>> begin Material for this exercise

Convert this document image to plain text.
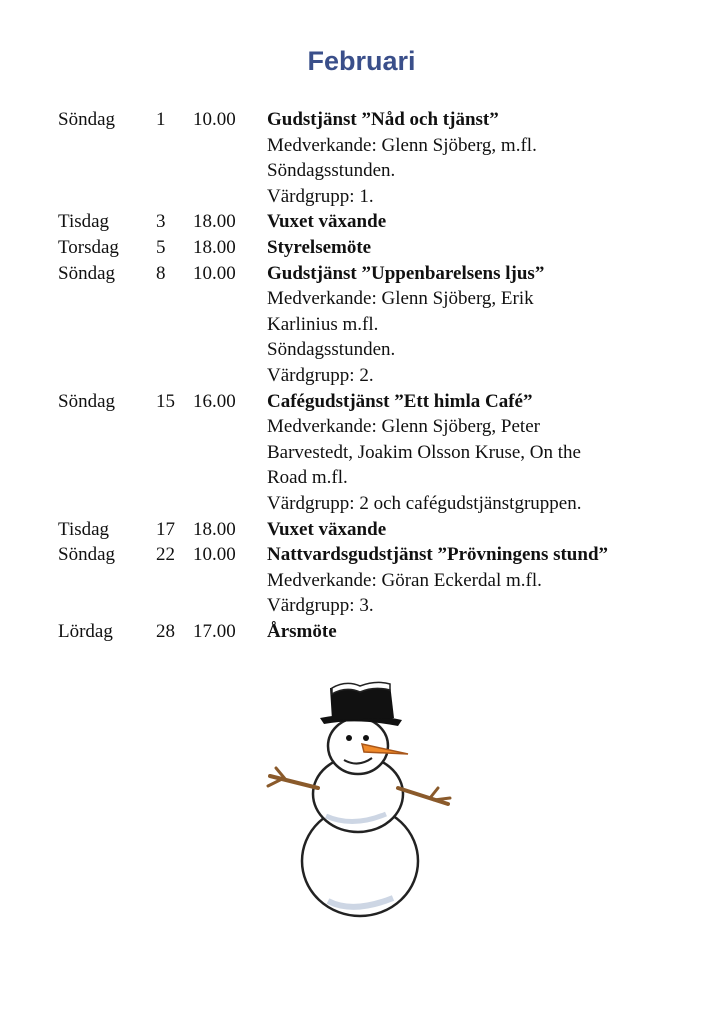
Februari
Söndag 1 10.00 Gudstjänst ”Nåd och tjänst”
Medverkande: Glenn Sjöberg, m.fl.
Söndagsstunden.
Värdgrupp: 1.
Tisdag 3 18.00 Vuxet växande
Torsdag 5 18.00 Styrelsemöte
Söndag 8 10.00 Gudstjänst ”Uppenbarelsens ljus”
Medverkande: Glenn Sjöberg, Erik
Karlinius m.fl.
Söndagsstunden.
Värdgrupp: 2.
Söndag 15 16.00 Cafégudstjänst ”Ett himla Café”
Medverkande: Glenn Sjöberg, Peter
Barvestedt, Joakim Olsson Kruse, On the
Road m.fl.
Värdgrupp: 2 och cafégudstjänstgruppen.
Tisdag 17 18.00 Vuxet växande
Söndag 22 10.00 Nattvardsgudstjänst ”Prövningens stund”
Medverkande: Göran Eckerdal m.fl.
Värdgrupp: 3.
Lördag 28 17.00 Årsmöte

>> end Material for this exercise

From the data above, count the lines where "Värdgrupp" occurs and give that figure and nothing else.

Exercise output ->
4